* **Directions for this task**:
Below is a block of records; reproduce all of them exactly and leave out any pictures.

* **Information provided**:

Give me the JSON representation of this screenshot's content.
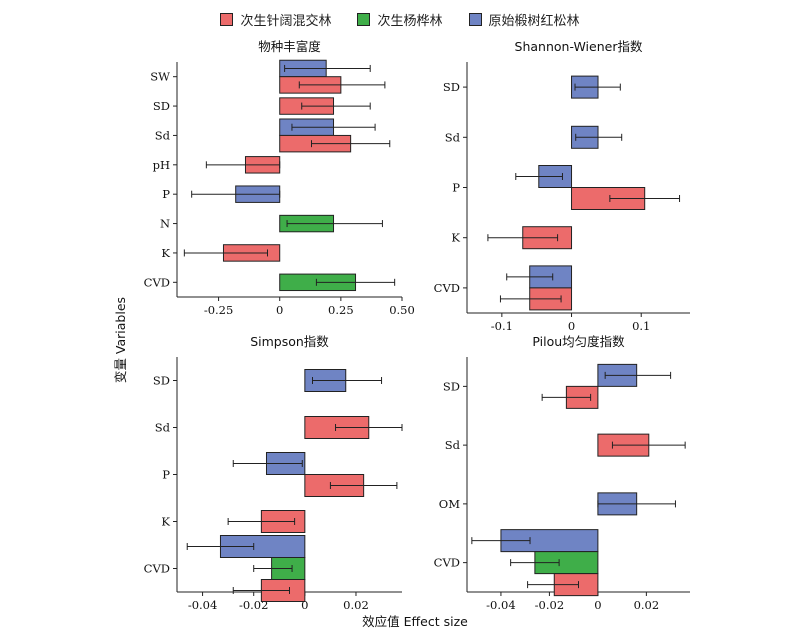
{
  "legend": [
    {
      "label": "次生针阔混交林",
      "color": "#ec6b6b"
    },
    {
      "label": "次生杨桦林",
      "color": "#3fae49"
    },
    {
      "label": "原始椴树红松林",
      "color": "#6f84c4"
    }
  ],
  "colors": {
    "edge": "#222222",
    "errorbar": "#222222"
  },
  "xlabel": "效应值  Effect size",
  "ylabel": "变量  Variables",
  "chart_data": [
    {
      "type": "bar",
      "orientation": "horizontal",
      "title": "物种丰富度",
      "categories": [
        "SW",
        "SD",
        "Sd",
        "pH",
        "P",
        "N",
        "K",
        "CVD"
      ],
      "xlim": [
        -0.42,
        0.5
      ],
      "xticks": [
        -0.25,
        0,
        0.25,
        0.5
      ],
      "xtick_labels": [
        "-0.25",
        "0",
        "0.25",
        "0.50"
      ],
      "bars": [
        {
          "category": "SW",
          "series": 2,
          "value": 0.19,
          "ci": [
            0.02,
            0.37
          ]
        },
        {
          "category": "SW",
          "series": 0,
          "value": 0.25,
          "ci": [
            0.08,
            0.43
          ]
        },
        {
          "category": "SD",
          "series": 0,
          "value": 0.22,
          "ci": [
            0.09,
            0.37
          ]
        },
        {
          "category": "Sd",
          "series": 2,
          "value": 0.22,
          "ci": [
            0.05,
            0.39
          ]
        },
        {
          "category": "Sd",
          "series": 0,
          "value": 0.29,
          "ci": [
            0.13,
            0.45
          ]
        },
        {
          "category": "pH",
          "series": 0,
          "value": -0.14,
          "ci": [
            -0.3,
            0
          ]
        },
        {
          "category": "P",
          "series": 2,
          "value": -0.18,
          "ci": [
            -0.36,
            0
          ]
        },
        {
          "category": "N",
          "series": 1,
          "value": 0.22,
          "ci": [
            0.03,
            0.42
          ]
        },
        {
          "category": "K",
          "series": 0,
          "value": -0.23,
          "ci": [
            -0.39,
            -0.05
          ]
        },
        {
          "category": "CVD",
          "series": 1,
          "value": 0.31,
          "ci": [
            0.15,
            0.47
          ]
        }
      ]
    },
    {
      "type": "bar",
      "orientation": "horizontal",
      "title": "Shannon-Wiener指数",
      "categories": [
        "SD",
        "Sd",
        "P",
        "K",
        "CVD"
      ],
      "xlim": [
        -0.15,
        0.17
      ],
      "xticks": [
        -0.1,
        0,
        0.1
      ],
      "xtick_labels": [
        "-0.1",
        "0",
        "0.1"
      ],
      "bars": [
        {
          "category": "SD",
          "series": 2,
          "value": 0.038,
          "ci": [
            0.005,
            0.07
          ]
        },
        {
          "category": "Sd",
          "series": 2,
          "value": 0.038,
          "ci": [
            0.006,
            0.072
          ]
        },
        {
          "category": "P",
          "series": 2,
          "value": -0.047,
          "ci": [
            -0.08,
            -0.013
          ]
        },
        {
          "category": "P",
          "series": 0,
          "value": 0.105,
          "ci": [
            0.055,
            0.155
          ]
        },
        {
          "category": "K",
          "series": 0,
          "value": -0.07,
          "ci": [
            -0.12,
            -0.02
          ]
        },
        {
          "category": "CVD",
          "series": 2,
          "value": -0.06,
          "ci": [
            -0.093,
            -0.027
          ]
        },
        {
          "category": "CVD",
          "series": 0,
          "value": -0.06,
          "ci": [
            -0.102,
            -0.015
          ]
        }
      ]
    },
    {
      "type": "bar",
      "orientation": "horizontal",
      "title": "Simpson指数",
      "categories": [
        "SD",
        "Sd",
        "P",
        "K",
        "CVD"
      ],
      "xlim": [
        -0.05,
        0.038
      ],
      "xticks": [
        -0.04,
        -0.02,
        0,
        0.02
      ],
      "xtick_labels": [
        "-0.04",
        "-0.02",
        "0",
        "0.02"
      ],
      "bars": [
        {
          "category": "SD",
          "series": 2,
          "value": 0.016,
          "ci": [
            0.003,
            0.03
          ]
        },
        {
          "category": "Sd",
          "series": 0,
          "value": 0.025,
          "ci": [
            0.012,
            0.038
          ]
        },
        {
          "category": "P",
          "series": 2,
          "value": -0.015,
          "ci": [
            -0.028,
            -0.001
          ]
        },
        {
          "category": "P",
          "series": 0,
          "value": 0.023,
          "ci": [
            0.01,
            0.036
          ]
        },
        {
          "category": "K",
          "series": 0,
          "value": -0.017,
          "ci": [
            -0.03,
            -0.004
          ]
        },
        {
          "category": "CVD",
          "series": 2,
          "value": -0.033,
          "ci": [
            -0.046,
            -0.02
          ]
        },
        {
          "category": "CVD",
          "series": 1,
          "value": -0.013,
          "ci": [
            -0.02,
            -0.005
          ]
        },
        {
          "category": "CVD",
          "series": 0,
          "value": -0.017,
          "ci": [
            -0.028,
            -0.006
          ]
        }
      ]
    },
    {
      "type": "bar",
      "orientation": "horizontal",
      "title": "Pilou均匀度指数",
      "categories": [
        "SD",
        "Sd",
        "OM",
        "CVD"
      ],
      "xlim": [
        -0.054,
        0.038
      ],
      "xticks": [
        -0.04,
        -0.02,
        0,
        0.02
      ],
      "xtick_labels": [
        "-0.04",
        "-0.02",
        "0",
        "0.02"
      ],
      "bars": [
        {
          "category": "SD",
          "series": 2,
          "value": 0.016,
          "ci": [
            0.003,
            0.03
          ]
        },
        {
          "category": "SD",
          "series": 0,
          "value": -0.013,
          "ci": [
            -0.023,
            -0.003
          ]
        },
        {
          "category": "Sd",
          "series": 0,
          "value": 0.021,
          "ci": [
            0.006,
            0.036
          ]
        },
        {
          "category": "OM",
          "series": 2,
          "value": 0.016,
          "ci": [
            0,
            0.032
          ]
        },
        {
          "category": "CVD",
          "series": 2,
          "value": -0.04,
          "ci": [
            -0.052,
            -0.028
          ]
        },
        {
          "category": "CVD",
          "series": 1,
          "value": -0.026,
          "ci": [
            -0.036,
            -0.016
          ]
        },
        {
          "category": "CVD",
          "series": 0,
          "value": -0.018,
          "ci": [
            -0.029,
            -0.008
          ]
        }
      ]
    }
  ]
}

* **Solution for this exercise**:
Give me the JSON representation of this screenshot's content.
{
  "legend": [
    {
      "label": "次生针阔混交林",
      "color": "#ec6b6b"
    },
    {
      "label": "次生杨桦林",
      "color": "#3fae49"
    },
    {
      "label": "原始椴树红松林",
      "color": "#6f84c4"
    }
  ],
  "colors": {
    "edge": "#222222",
    "errorbar": "#222222"
  },
  "xlabel": "效应值  Effect size",
  "ylabel": "变量  Variables",
  "chart_data": [
    {
      "type": "bar",
      "orientation": "horizontal",
      "title": "物种丰富度",
      "categories": [
        "SW",
        "SD",
        "Sd",
        "pH",
        "P",
        "N",
        "K",
        "CVD"
      ],
      "xlim": [
        -0.42,
        0.5
      ],
      "xticks": [
        -0.25,
        0,
        0.25,
        0.5
      ],
      "xtick_labels": [
        "-0.25",
        "0",
        "0.25",
        "0.50"
      ],
      "bars": [
        {
          "category": "SW",
          "series": 2,
          "value": 0.19,
          "ci": [
            0.02,
            0.37
          ]
        },
        {
          "category": "SW",
          "series": 0,
          "value": 0.25,
          "ci": [
            0.08,
            0.43
          ]
        },
        {
          "category": "SD",
          "series": 0,
          "value": 0.22,
          "ci": [
            0.09,
            0.37
          ]
        },
        {
          "category": "Sd",
          "series": 2,
          "value": 0.22,
          "ci": [
            0.05,
            0.39
          ]
        },
        {
          "category": "Sd",
          "series": 0,
          "value": 0.29,
          "ci": [
            0.13,
            0.45
          ]
        },
        {
          "category": "pH",
          "series": 0,
          "value": -0.14,
          "ci": [
            -0.3,
            0
          ]
        },
        {
          "category": "P",
          "series": 2,
          "value": -0.18,
          "ci": [
            -0.36,
            0
          ]
        },
        {
          "category": "N",
          "series": 1,
          "value": 0.22,
          "ci": [
            0.03,
            0.42
          ]
        },
        {
          "category": "K",
          "series": 0,
          "value": -0.23,
          "ci": [
            -0.39,
            -0.05
          ]
        },
        {
          "category": "CVD",
          "series": 1,
          "value": 0.31,
          "ci": [
            0.15,
            0.47
          ]
        }
      ]
    },
    {
      "type": "bar",
      "orientation": "horizontal",
      "title": "Shannon-Wiener指数",
      "categories": [
        "SD",
        "Sd",
        "P",
        "K",
        "CVD"
      ],
      "xlim": [
        -0.15,
        0.17
      ],
      "xticks": [
        -0.1,
        0,
        0.1
      ],
      "xtick_labels": [
        "-0.1",
        "0",
        "0.1"
      ],
      "bars": [
        {
          "category": "SD",
          "series": 2,
          "value": 0.038,
          "ci": [
            0.005,
            0.07
          ]
        },
        {
          "category": "Sd",
          "series": 2,
          "value": 0.038,
          "ci": [
            0.006,
            0.072
          ]
        },
        {
          "category": "P",
          "series": 2,
          "value": -0.047,
          "ci": [
            -0.08,
            -0.013
          ]
        },
        {
          "category": "P",
          "series": 0,
          "value": 0.105,
          "ci": [
            0.055,
            0.155
          ]
        },
        {
          "category": "K",
          "series": 0,
          "value": -0.07,
          "ci": [
            -0.12,
            -0.02
          ]
        },
        {
          "category": "CVD",
          "series": 2,
          "value": -0.06,
          "ci": [
            -0.093,
            -0.027
          ]
        },
        {
          "category": "CVD",
          "series": 0,
          "value": -0.06,
          "ci": [
            -0.102,
            -0.015
          ]
        }
      ]
    },
    {
      "type": "bar",
      "orientation": "horizontal",
      "title": "Simpson指数",
      "categories": [
        "SD",
        "Sd",
        "P",
        "K",
        "CVD"
      ],
      "xlim": [
        -0.05,
        0.038
      ],
      "xticks": [
        -0.04,
        -0.02,
        0,
        0.02
      ],
      "xtick_labels": [
        "-0.04",
        "-0.02",
        "0",
        "0.02"
      ],
      "bars": [
        {
          "category": "SD",
          "series": 2,
          "value": 0.016,
          "ci": [
            0.003,
            0.03
          ]
        },
        {
          "category": "Sd",
          "series": 0,
          "value": 0.025,
          "ci": [
            0.012,
            0.038
          ]
        },
        {
          "category": "P",
          "series": 2,
          "value": -0.015,
          "ci": [
            -0.028,
            -0.001
          ]
        },
        {
          "category": "P",
          "series": 0,
          "value": 0.023,
          "ci": [
            0.01,
            0.036
          ]
        },
        {
          "category": "K",
          "series": 0,
          "value": -0.017,
          "ci": [
            -0.03,
            -0.004
          ]
        },
        {
          "category": "CVD",
          "series": 2,
          "value": -0.033,
          "ci": [
            -0.046,
            -0.02
          ]
        },
        {
          "category": "CVD",
          "series": 1,
          "value": -0.013,
          "ci": [
            -0.02,
            -0.005
          ]
        },
        {
          "category": "CVD",
          "series": 0,
          "value": -0.017,
          "ci": [
            -0.028,
            -0.006
          ]
        }
      ]
    },
    {
      "type": "bar",
      "orientation": "horizontal",
      "title": "Pilou均匀度指数",
      "categories": [
        "SD",
        "Sd",
        "OM",
        "CVD"
      ],
      "xlim": [
        -0.054,
        0.038
      ],
      "xticks": [
        -0.04,
        -0.02,
        0,
        0.02
      ],
      "xtick_labels": [
        "-0.04",
        "-0.02",
        "0",
        "0.02"
      ],
      "bars": [
        {
          "category": "SD",
          "series": 2,
          "value": 0.016,
          "ci": [
            0.003,
            0.03
          ]
        },
        {
          "category": "SD",
          "series": 0,
          "value": -0.013,
          "ci": [
            -0.023,
            -0.003
          ]
        },
        {
          "category": "Sd",
          "series": 0,
          "value": 0.021,
          "ci": [
            0.006,
            0.036
          ]
        },
        {
          "category": "OM",
          "series": 2,
          "value": 0.016,
          "ci": [
            0,
            0.032
          ]
        },
        {
          "category": "CVD",
          "series": 2,
          "value": -0.04,
          "ci": [
            -0.052,
            -0.028
          ]
        },
        {
          "category": "CVD",
          "series": 1,
          "value": -0.026,
          "ci": [
            -0.036,
            -0.016
          ]
        },
        {
          "category": "CVD",
          "series": 0,
          "value": -0.018,
          "ci": [
            -0.029,
            -0.008
          ]
        }
      ]
    }
  ]
}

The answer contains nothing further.